Write each line out exactly, leaving none out.
********************
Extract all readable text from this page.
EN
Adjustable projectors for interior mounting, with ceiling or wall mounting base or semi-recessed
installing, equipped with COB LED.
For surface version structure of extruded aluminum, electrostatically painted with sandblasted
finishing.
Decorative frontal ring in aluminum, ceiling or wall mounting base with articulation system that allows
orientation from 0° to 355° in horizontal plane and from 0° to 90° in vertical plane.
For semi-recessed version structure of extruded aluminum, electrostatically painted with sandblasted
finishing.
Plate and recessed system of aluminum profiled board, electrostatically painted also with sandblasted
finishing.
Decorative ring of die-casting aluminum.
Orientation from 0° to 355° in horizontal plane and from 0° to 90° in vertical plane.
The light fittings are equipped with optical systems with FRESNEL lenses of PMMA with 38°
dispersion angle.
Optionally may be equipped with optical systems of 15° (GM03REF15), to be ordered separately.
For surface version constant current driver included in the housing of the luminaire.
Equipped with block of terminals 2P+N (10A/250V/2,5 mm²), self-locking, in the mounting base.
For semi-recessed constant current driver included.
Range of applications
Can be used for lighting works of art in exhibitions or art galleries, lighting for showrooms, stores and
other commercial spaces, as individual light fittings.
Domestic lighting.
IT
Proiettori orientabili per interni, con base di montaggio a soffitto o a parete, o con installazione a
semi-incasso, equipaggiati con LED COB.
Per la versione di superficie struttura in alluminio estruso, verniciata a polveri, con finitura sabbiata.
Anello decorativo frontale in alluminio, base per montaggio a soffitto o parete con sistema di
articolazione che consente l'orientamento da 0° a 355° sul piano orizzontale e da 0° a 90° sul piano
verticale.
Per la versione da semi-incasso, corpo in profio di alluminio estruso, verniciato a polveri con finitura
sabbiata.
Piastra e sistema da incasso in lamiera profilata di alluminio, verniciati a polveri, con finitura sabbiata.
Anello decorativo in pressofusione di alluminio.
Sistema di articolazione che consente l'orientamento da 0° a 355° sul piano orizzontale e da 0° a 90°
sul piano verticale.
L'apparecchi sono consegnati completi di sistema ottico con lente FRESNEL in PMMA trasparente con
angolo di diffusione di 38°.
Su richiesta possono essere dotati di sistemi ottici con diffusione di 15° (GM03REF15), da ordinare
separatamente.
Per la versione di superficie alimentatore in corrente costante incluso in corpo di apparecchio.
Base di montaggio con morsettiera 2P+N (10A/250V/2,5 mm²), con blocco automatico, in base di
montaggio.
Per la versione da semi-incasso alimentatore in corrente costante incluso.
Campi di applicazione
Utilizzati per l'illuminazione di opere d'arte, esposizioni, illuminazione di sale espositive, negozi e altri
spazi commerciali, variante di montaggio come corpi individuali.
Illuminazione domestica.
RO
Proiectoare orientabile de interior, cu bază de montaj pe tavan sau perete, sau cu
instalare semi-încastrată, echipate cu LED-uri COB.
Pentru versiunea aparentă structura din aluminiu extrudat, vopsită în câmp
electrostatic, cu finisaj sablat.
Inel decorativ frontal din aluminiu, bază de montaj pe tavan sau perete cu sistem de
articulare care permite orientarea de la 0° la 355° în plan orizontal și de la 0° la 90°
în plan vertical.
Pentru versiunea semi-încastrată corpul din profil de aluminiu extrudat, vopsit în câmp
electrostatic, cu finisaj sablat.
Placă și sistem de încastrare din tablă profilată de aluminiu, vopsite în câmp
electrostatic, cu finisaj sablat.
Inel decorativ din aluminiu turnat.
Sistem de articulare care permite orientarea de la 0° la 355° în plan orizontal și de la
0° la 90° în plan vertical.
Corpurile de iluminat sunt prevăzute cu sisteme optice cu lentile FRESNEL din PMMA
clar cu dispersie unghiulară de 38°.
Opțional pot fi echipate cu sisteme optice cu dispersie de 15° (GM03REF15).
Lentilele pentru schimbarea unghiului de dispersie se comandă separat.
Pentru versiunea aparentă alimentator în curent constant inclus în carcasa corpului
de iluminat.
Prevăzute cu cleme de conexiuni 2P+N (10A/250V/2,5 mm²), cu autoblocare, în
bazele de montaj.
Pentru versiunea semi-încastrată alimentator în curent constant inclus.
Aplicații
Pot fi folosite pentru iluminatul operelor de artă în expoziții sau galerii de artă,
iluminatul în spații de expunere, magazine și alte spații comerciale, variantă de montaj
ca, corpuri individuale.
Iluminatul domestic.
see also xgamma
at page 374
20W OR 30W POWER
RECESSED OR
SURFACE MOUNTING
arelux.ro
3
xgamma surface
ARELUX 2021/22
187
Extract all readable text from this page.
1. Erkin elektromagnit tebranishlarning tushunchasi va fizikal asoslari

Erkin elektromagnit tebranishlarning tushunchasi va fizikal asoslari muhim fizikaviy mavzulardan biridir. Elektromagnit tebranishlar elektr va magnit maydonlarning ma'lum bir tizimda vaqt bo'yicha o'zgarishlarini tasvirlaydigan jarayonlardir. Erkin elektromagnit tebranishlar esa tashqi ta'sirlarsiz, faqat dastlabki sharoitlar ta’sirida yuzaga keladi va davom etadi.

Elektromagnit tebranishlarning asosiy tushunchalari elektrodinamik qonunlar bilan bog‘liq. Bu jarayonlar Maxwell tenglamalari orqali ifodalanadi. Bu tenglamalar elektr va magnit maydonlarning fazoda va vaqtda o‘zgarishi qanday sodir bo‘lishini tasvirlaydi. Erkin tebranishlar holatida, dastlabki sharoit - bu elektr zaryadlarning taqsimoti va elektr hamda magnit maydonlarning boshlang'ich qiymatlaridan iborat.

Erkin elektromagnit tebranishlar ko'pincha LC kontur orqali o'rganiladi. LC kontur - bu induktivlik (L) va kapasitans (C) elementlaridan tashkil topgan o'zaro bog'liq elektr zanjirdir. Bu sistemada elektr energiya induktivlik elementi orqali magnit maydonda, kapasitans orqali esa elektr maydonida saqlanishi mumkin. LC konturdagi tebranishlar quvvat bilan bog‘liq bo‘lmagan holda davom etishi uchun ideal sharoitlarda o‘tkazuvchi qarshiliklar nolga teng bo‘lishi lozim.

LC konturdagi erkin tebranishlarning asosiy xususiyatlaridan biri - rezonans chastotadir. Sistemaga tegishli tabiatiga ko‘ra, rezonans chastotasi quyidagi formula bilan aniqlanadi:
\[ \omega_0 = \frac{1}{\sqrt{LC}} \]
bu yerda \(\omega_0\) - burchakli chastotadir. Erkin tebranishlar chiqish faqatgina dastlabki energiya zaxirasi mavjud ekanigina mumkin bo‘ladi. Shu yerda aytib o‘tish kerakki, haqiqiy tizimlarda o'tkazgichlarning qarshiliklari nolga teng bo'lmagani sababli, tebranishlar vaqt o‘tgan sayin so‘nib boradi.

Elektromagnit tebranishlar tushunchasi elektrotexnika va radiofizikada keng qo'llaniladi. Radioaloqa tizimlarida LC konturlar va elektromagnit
********************
**Reply to the exercise**
Extract all readable text from this page.
EN
Adjustable projectors for interior mounting, with ceiling or wall mounting base or semi-recessed
installing, equipped with COB LED.
For surface version structure of extruded aluminum, electrostatically painted with sandblasted
finishing.
Decorative frontal ring in aluminum, ceiling or wall mounting base with articulation system that allows
orientation from 0° to 355° in horizontal plane and from 0° to 90° in vertical plane.
For semi-recessed version structure of extruded aluminum, electrostatically painted with sandblasted
finishing.
Plate and recessed system of aluminum profiled board, electrostatically painted also with sandblasted
finishing.
Decorative ring of die-casting aluminum.
Orientation from 0° to 355° in horizontal plane and from 0° to 90° in vertical plane.
The light fittings are equipped with optical systems with FRESNEL lenses of PMMA with 38°
dispersion angle.
Optionally may be equipped with optical systems of 15° (GM03REF15), to be ordered separately.
For surface version constant current driver included in the housing of the luminaire.
Equipped with block of terminals 2P+N (10A/250V/2,5 mm²), self-locking, in the mounting base.
For semi-recessed constant current driver included.
Range of applications
Can be used for lighting works of art in exhibitions or art galleries, lighting for showrooms, stores and
other commercial spaces, as individual light fittings.
Domestic lighting.
IT
Proiettori orientabili per interni, con base di montaggio a soffitto o a parete, o con installazione a
semi-incasso, equipaggiati con LED COB.
Per la versione di superficie struttura in alluminio estruso, verniciata a polveri, con finitura sabbiata.
Anello decorativo frontale in alluminio, base per montaggio a soffitto o parete con sistema di
articolazione che consente l'orientamento da 0° a 355° sul piano orizzontale e da 0° a 90° sul piano
verticale.
Per la versione da semi-incasso, corpo in profio di alluminio estruso, verniciato a polveri con finitura
sabbiata.
Piastra e sistema da incasso in lamiera profilata di alluminio, verniciati a polveri, con finitura sabbiata.
Anello decorativo in pressofusione di alluminio.
Sistema di articolazione che consente l'orientamento da 0° a 355° sul piano orizzontale e da 0° a 90°
sul piano verticale.
L'apparecchi sono consegnati completi di sistema ottico con lente FRESNEL in PMMA trasparente con
angolo di diffusione di 38°.
Su richiesta possono essere dotati di sistemi ottici con diffusione di 15° (GM03REF15), da ordinare
separatamente.
Per la versione di superficie alimentatore in corrente costante incluso in corpo di apparecchio.
Base di montaggio con morsettiera 2P+N (10A/250V/2,5 mm²), con blocco automatico, in base di
montaggio.
Per la versione da semi-incasso alimentatore in corrente costante incluso.
Campi di applicazione
Utilizzati per l'illuminazione di opere d'arte, esposizioni, illuminazione di sale espositive, negozi e altri
spazi commerciali, variante di montaggio come corpi individuali.
Illuminazione domestica.
RO
Proiectoare orientabile de interior, cu bază de montaj pe tavan sau perete, sau cu
instalare semi-încastrată, echipate cu LED-uri COB.
Pentru versiunea aparentă structura din aluminiu extrudat, vopsită în câmp
electrostatic, cu finisaj sablat.
Inel decorativ frontal din aluminiu, bază de montaj pe tavan sau perete cu sistem de
articulare care permite orientarea de la 0° la 355° în plan orizontal și de la 0° la 90°
în plan vertical.
Pentru versiunea semi-încastrată corpul din profil de aluminiu extrudat, vopsit în câmp
electrostatic, cu finisaj sablat.
Placă și sistem de încastrare din tablă profilată de aluminiu, vopsite în câmp
electrostatic, cu finisaj sablat.
Inel decorativ din aluminiu turnat.
Sistem de articulare care permite orientarea de la 0° la 355° în plan orizontal și de la
0° la 90° în plan vertical.
Corpurile de iluminat sunt prevăzute cu sisteme optice cu lentile FRESNEL din PMMA
clar cu dispersie unghiulară de 38°.
Opțional pot fi echipate cu sisteme optice cu dispersie de 15° (GM03REF15).
Lentilele pentru schimbarea unghiului de dispersie se comandă separat.
Pentru versiunea aparentă alimentator în curent constant inclus în carcasa corpului
de iluminat.
Prevăzute cu cleme de conexiuni 2P+N (10A/250V/2,5 mm²), cu autoblocare, în
bazele de montaj.
Pentru versiunea semi-încastrată alimentator în curent constant inclus.
Aplicații
Pot fi folosite pentru iluminatul operelor de artă în expoziții sau galerii de artă,
iluminatul în spații de expunere, magazine și alte spații comerciale, variantă de montaj
ca, corpuri individuale.
Iluminatul domestic.
see also xgamma
at page 374
20W OR 30W POWER
RECESSED OR
SURFACE MOUNTING
arelux.ro
3
xgamma surface
ARELUX 2021/22
187
Extract all readable text from this page.
1. Erkin elektromagnit tebranishlarning tushunchasi va fizikal asoslari

Erkin elektromagnit tebranishlarning tushunchasi va fizikal asoslari muhim fizikaviy mavzulardan biridir. Elektromagnit tebranishlar elektr va magnit maydonlarning ma'lum bir tizimda vaqt bo'yicha o'zgarishlarini tasvirlaydigan jarayonlardir. Erkin elektromagnit tebranishlar esa tashqi ta'sirlarsiz, faqat dastlabki sharoitlar ta’sirida yuzaga keladi va davom etadi.

Elektromagnit tebranishlarning asosiy tushunchalari elektrodinamik qonunlar bilan bog‘liq. Bu jarayonlar Maxwell tenglamalari orqali ifodalanadi. Bu tenglamalar elektr va magnit maydonlarning fazoda va vaqtda o‘zgarishi qanday sodir bo‘lishini tasvirlaydi. Erkin tebranishlar holatida, dastlabki sharoit - bu elektr zaryadlarning taqsimoti va elektr hamda magnit maydonlarning boshlang'ich qiymatlaridan iborat.

Erkin elektromagnit tebranishlar ko'pincha LC kontur orqali o'rganiladi. LC kontur - bu induktivlik (L) va kapasitans (C) elementlaridan tashkil topgan o'zaro bog'liq elektr zanjirdir. Bu sistemada elektr energiya induktivlik elementi orqali magnit maydonda, kapasitans orqali esa elektr maydonida saqlanishi mumkin. LC konturdagi tebranishlar quvvat bilan bog‘liq bo‘lmagan holda davom etishi uchun ideal sharoitlarda o‘tkazuvchi qarshiliklar nolga teng bo‘lishi lozim.

LC konturdagi erkin tebranishlarning asosiy xususiyatlaridan biri - rezonans chastotadir. Sistemaga tegishli tabiatiga ko‘ra, rezonans chastotasi quyidagi formula bilan aniqlanadi:
\[ \omega_0 = \frac{1}{\sqrt{LC}} \]
bu yerda \(\omega_0\) - burchakli chastotadir. Erkin tebranishlar chiqish faqatgina dastlabki energiya zaxirasi mavjud ekanigina mumkin bo‘ladi. Shu yerda aytib o‘tish kerakki, haqiqiy tizimlarda o'tkazgichlarning qarshiliklari nolga teng bo'lmagani sababli, tebranishlar vaqt o‘tgan sayin so‘nib boradi.

Elektromagnit tebranishlar tushunchasi elektrotexnika va radiofizikada keng qo'llaniladi. Radioaloqa tizimlarida LC konturlar va elektromagnit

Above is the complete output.